[Stored entries]
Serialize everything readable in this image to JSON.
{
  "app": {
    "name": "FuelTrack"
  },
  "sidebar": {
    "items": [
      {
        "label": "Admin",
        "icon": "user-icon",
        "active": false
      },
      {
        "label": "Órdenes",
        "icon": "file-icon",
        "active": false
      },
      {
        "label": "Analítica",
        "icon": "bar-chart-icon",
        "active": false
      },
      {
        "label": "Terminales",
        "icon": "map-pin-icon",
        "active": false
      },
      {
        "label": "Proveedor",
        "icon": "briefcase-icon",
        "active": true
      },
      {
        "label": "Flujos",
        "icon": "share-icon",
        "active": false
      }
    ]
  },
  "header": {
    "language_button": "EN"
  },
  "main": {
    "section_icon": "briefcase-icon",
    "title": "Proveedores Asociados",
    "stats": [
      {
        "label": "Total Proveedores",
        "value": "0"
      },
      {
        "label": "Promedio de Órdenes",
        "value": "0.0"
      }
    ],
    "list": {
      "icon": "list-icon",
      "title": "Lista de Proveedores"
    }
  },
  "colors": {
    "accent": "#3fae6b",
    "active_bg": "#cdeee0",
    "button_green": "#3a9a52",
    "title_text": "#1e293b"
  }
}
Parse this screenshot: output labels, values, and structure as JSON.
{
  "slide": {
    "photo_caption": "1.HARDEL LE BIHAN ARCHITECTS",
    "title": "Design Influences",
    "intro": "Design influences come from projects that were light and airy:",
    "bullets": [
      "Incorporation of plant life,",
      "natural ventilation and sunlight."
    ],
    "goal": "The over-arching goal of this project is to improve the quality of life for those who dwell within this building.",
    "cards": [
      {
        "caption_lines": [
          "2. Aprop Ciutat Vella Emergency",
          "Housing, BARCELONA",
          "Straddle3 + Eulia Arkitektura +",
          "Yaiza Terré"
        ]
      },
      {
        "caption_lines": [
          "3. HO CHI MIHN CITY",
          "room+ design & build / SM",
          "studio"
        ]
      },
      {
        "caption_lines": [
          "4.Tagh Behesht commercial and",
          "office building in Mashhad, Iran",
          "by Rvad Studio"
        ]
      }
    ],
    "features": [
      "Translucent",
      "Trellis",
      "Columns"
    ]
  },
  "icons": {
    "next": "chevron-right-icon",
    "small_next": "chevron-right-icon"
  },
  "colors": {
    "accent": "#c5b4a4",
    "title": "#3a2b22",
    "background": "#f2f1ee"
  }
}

* _Task statement_
Please set down the whole listing above without altering a single line.

* _Solution for this task_
Serialize everything readable in this image to JSON.
{
  "app": {
    "name": "FuelTrack"
  },
  "sidebar": {
    "items": [
      {
        "label": "Admin",
        "icon": "user-icon",
        "active": false
      },
      {
        "label": "Órdenes",
        "icon": "file-icon",
        "active": false
      },
      {
        "label": "Analítica",
        "icon": "bar-chart-icon",
        "active": false
      },
      {
        "label": "Terminales",
        "icon": "map-pin-icon",
        "active": false
      },
      {
        "label": "Proveedor",
        "icon": "briefcase-icon",
        "active": true
      },
      {
        "label": "Flujos",
        "icon": "share-icon",
        "active": false
      }
    ]
  },
  "header": {
    "language_button": "EN"
  },
  "main": {
    "section_icon": "briefcase-icon",
    "title": "Proveedores Asociados",
    "stats": [
      {
        "label": "Total Proveedores",
        "value": "0"
      },
      {
        "label": "Promedio de Órdenes",
        "value": "0.0"
      }
    ],
    "list": {
      "icon": "list-icon",
      "title": "Lista de Proveedores"
    }
  },
  "colors": {
    "accent": "#3fae6b",
    "active_bg": "#cdeee0",
    "button_green": "#3a9a52",
    "title_text": "#1e293b"
  }
}
Parse this screenshot: output labels, values, and structure as JSON.
{
  "slide": {
    "photo_caption": "1.HARDEL LE BIHAN ARCHITECTS",
    "title": "Design Influences",
    "intro": "Design influences come from projects that were light and airy:",
    "bullets": [
      "Incorporation of plant life,",
      "natural ventilation and sunlight."
    ],
    "goal": "The over-arching goal of this project is to improve the quality of life for those who dwell within this building.",
    "cards": [
      {
        "caption_lines": [
          "2. Aprop Ciutat Vella Emergency",
          "Housing, BARCELONA",
          "Straddle3 + Eulia Arkitektura +",
          "Yaiza Terré"
        ]
      },
      {
        "caption_lines": [
          "3. HO CHI MIHN CITY",
          "room+ design & build / SM",
          "studio"
        ]
      },
      {
        "caption_lines": [
          "4.Tagh Behesht commercial and",
          "office building in Mashhad, Iran",
          "by Rvad Studio"
        ]
      }
    ],
    "features": [
      "Translucent",
      "Trellis",
      "Columns"
    ]
  },
  "icons": {
    "next": "chevron-right-icon",
    "small_next": "chevron-right-icon"
  },
  "colors": {
    "accent": "#c5b4a4",
    "title": "#3a2b22",
    "background": "#f2f1ee"
  }
}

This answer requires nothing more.